▸ **GIVEN REQUEST**: Rewrite every entry below with each instance of "SECONDS" changed to "SEC", leaving everything else unchanged.

* * * * *

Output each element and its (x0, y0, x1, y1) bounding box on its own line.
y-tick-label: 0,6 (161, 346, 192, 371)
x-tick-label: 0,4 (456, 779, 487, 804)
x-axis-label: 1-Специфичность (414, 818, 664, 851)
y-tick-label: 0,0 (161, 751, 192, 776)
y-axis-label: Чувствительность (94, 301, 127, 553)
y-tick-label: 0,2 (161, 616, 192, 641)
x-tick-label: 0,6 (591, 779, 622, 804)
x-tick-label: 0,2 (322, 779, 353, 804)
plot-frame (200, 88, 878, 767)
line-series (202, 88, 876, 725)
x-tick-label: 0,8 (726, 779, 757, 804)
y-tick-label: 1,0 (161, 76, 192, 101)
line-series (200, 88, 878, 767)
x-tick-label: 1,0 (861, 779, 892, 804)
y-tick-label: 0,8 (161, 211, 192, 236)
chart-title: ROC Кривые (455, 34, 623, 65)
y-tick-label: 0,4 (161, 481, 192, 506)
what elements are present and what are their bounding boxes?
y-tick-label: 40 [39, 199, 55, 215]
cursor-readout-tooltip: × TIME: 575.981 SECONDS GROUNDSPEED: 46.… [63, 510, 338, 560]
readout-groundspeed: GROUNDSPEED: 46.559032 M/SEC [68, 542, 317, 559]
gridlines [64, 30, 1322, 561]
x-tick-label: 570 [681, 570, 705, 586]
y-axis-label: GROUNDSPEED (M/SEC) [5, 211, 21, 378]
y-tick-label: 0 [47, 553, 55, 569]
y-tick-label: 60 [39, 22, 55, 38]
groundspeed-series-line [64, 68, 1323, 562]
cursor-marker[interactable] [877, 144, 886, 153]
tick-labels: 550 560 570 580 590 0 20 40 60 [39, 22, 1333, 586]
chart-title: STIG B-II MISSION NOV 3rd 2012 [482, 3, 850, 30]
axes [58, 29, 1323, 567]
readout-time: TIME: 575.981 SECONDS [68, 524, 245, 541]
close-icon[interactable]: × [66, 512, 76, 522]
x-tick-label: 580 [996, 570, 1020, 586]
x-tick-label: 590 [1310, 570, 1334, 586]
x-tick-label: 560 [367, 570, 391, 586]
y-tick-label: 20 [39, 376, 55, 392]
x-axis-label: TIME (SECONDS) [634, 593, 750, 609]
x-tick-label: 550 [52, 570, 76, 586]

* * * * *

▸ **COMPLETE RESPONSE**:
Output each element and its (x0, y0, x1, y1) bounding box on its own line.
y-tick-label: 0,6 (161, 346, 192, 371)
x-tick-label: 0,4 (456, 779, 487, 804)
x-axis-label: 1-Специфичность (414, 818, 664, 851)
y-tick-label: 0,0 (161, 751, 192, 776)
y-axis-label: Чувствительность (94, 301, 127, 553)
y-tick-label: 0,2 (161, 616, 192, 641)
x-tick-label: 0,6 (591, 779, 622, 804)
x-tick-label: 0,2 (322, 779, 353, 804)
plot-frame (200, 88, 878, 767)
line-series (202, 88, 876, 725)
x-tick-label: 0,8 (726, 779, 757, 804)
y-tick-label: 1,0 (161, 76, 192, 101)
line-series (200, 88, 878, 767)
x-tick-label: 1,0 (861, 779, 892, 804)
y-tick-label: 0,8 (161, 211, 192, 236)
chart-title: ROC Кривые (455, 34, 623, 65)
y-tick-label: 0,4 (161, 481, 192, 506)
what elements are present and what are their bounding boxes?
y-tick-label: 40 [39, 199, 55, 215]
cursor-readout-tooltip: × TIME: 575.981 SEC GROUNDSPEED: 46.… [63, 510, 338, 560]
readout-groundspeed: GROUNDSPEED: 46.559032 M/SEC [68, 542, 317, 559]
gridlines [64, 30, 1322, 561]
x-tick-label: 570 [681, 570, 705, 586]
y-axis-label: GROUNDSPEED (M/SEC) [5, 211, 21, 378]
y-tick-label: 0 [47, 553, 55, 569]
y-tick-label: 60 [39, 22, 55, 38]
groundspeed-series-line [64, 68, 1323, 562]
cursor-marker[interactable] [877, 144, 886, 153]
tick-labels: 550 560 570 580 590 0 20 40 60 [39, 22, 1333, 586]
chart-title: STIG B-II MISSION NOV 3rd 2012 [482, 3, 850, 30]
axes [58, 29, 1323, 567]
readout-time: TIME: 575.981 SEC [68, 524, 245, 541]
close-icon[interactable]: × [66, 512, 76, 522]
x-tick-label: 580 [996, 570, 1020, 586]
x-tick-label: 590 [1310, 570, 1334, 586]
x-tick-label: 560 [367, 570, 391, 586]
y-tick-label: 20 [39, 376, 55, 392]
x-axis-label: TIME (SEC) [634, 593, 750, 609]
x-tick-label: 550 [52, 570, 76, 586]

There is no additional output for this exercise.